Find every line with the string "диска" in it, count them, and reply with that count only.
[Begin]
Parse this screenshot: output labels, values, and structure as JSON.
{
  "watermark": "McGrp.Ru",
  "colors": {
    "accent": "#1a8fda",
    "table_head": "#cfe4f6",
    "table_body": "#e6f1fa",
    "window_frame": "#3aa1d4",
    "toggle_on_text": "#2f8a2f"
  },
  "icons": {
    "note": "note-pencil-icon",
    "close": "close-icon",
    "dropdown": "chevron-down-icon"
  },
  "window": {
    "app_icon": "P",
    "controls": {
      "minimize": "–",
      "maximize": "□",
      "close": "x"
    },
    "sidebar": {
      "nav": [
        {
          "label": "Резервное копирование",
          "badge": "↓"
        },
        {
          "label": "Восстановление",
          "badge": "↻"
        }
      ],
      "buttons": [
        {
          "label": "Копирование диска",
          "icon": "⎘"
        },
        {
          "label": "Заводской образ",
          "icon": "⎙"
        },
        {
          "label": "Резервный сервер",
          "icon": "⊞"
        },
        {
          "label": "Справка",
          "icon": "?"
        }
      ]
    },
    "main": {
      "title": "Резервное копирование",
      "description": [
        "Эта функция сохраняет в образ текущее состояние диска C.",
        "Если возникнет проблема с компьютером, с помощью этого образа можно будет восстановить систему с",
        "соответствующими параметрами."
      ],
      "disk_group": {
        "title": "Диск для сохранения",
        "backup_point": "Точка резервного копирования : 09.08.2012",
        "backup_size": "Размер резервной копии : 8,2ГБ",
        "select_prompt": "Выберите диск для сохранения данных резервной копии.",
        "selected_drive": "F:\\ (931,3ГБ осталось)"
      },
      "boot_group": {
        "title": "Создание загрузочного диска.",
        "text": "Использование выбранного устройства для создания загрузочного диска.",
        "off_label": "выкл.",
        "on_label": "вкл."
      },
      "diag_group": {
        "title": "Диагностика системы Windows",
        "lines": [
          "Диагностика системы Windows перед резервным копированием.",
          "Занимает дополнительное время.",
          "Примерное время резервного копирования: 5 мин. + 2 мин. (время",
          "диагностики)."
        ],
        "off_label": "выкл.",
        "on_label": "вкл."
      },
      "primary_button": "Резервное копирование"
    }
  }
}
[End]
- **CORRECT RESULT**
4